Objective: Count the lines below that include the word "title" and write that number alone.

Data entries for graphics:

☆ ☆ ☆ ☆ ☆

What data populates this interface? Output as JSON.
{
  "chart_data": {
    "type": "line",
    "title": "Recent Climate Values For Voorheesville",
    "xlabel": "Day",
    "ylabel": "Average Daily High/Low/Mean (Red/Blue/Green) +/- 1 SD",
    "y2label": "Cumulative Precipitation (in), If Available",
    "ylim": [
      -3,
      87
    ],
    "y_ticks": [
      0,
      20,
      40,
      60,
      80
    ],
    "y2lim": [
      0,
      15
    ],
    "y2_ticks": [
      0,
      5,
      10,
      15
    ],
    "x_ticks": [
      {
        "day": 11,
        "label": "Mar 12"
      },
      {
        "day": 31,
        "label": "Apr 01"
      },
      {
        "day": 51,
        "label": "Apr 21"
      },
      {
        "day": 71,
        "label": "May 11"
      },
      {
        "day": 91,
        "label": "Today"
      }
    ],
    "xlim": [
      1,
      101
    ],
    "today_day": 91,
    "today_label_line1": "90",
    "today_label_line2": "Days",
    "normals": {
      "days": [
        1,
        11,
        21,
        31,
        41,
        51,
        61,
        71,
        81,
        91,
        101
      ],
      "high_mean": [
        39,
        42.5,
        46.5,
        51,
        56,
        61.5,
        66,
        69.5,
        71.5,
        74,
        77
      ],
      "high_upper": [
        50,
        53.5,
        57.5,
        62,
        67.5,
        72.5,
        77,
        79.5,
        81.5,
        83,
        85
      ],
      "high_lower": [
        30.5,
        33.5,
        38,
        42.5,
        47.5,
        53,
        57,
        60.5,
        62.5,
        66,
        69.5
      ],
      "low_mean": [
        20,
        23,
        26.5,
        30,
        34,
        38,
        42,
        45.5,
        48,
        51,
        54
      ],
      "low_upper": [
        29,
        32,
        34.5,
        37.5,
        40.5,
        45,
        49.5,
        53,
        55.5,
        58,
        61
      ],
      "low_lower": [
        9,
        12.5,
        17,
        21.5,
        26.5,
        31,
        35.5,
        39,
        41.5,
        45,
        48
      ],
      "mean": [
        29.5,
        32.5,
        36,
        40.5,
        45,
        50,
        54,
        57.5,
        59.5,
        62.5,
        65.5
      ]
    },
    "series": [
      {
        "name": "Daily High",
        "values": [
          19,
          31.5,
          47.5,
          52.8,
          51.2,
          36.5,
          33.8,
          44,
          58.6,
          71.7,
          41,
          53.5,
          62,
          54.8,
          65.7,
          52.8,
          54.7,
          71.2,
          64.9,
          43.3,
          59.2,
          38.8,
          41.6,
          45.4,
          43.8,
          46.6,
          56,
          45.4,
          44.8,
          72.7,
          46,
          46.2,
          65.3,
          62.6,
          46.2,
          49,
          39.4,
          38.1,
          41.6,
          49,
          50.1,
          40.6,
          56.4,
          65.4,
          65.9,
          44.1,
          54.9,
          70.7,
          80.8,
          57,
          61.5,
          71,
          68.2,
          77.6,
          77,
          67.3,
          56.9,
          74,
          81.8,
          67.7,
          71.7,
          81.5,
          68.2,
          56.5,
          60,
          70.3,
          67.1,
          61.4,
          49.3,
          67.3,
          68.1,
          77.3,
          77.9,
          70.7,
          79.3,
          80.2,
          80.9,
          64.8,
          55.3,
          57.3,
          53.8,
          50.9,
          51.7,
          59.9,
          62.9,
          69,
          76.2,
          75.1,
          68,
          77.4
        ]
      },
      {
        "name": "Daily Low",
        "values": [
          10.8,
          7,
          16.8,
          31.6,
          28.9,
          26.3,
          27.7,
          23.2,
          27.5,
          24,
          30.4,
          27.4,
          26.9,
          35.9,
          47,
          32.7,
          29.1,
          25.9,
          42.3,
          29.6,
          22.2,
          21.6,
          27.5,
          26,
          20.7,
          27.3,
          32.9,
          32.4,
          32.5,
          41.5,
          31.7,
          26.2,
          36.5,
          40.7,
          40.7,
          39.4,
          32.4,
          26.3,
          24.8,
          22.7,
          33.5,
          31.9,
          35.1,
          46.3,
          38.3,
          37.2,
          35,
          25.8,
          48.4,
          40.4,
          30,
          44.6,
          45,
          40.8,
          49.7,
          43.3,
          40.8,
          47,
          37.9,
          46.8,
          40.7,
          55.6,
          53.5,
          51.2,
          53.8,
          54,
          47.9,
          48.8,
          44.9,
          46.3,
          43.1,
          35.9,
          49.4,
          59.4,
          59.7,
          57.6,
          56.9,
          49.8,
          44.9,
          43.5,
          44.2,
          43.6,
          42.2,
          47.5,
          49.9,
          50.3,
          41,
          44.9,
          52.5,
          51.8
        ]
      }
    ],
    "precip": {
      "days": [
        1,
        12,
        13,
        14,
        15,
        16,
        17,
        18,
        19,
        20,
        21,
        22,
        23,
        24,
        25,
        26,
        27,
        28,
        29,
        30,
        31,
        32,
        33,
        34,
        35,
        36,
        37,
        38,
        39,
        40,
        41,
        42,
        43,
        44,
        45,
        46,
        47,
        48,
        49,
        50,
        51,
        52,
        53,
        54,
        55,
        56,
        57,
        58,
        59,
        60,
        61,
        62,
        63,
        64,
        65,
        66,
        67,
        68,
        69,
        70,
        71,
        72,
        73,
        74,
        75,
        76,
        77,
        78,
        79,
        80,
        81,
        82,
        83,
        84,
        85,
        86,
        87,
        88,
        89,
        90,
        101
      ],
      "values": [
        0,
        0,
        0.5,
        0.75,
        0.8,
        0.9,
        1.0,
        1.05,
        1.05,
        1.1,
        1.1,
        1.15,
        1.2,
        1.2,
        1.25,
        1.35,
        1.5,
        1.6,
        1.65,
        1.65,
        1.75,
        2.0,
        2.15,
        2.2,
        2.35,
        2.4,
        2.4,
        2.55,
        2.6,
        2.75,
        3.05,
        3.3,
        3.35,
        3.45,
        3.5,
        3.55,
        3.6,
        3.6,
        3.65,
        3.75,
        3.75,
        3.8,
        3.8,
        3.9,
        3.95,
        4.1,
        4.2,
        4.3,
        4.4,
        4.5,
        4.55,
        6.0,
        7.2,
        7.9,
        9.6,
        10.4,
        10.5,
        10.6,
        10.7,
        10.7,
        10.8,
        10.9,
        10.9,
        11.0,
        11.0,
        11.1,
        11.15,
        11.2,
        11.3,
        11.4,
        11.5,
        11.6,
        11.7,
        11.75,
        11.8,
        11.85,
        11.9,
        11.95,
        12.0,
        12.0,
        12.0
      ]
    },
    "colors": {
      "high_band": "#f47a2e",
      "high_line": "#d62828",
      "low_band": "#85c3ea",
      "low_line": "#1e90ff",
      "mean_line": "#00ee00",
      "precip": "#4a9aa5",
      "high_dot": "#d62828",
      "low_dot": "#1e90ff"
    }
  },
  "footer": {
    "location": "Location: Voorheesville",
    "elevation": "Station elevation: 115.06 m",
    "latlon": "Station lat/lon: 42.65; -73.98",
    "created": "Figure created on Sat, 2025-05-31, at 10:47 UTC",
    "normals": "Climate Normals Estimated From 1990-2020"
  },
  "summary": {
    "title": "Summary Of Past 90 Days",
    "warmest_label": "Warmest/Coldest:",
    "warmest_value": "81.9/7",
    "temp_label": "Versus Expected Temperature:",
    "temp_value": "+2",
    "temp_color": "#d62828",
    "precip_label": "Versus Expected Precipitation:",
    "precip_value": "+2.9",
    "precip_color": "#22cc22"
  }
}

☆ ☆ ☆ ☆ ☆

Correct answer: 2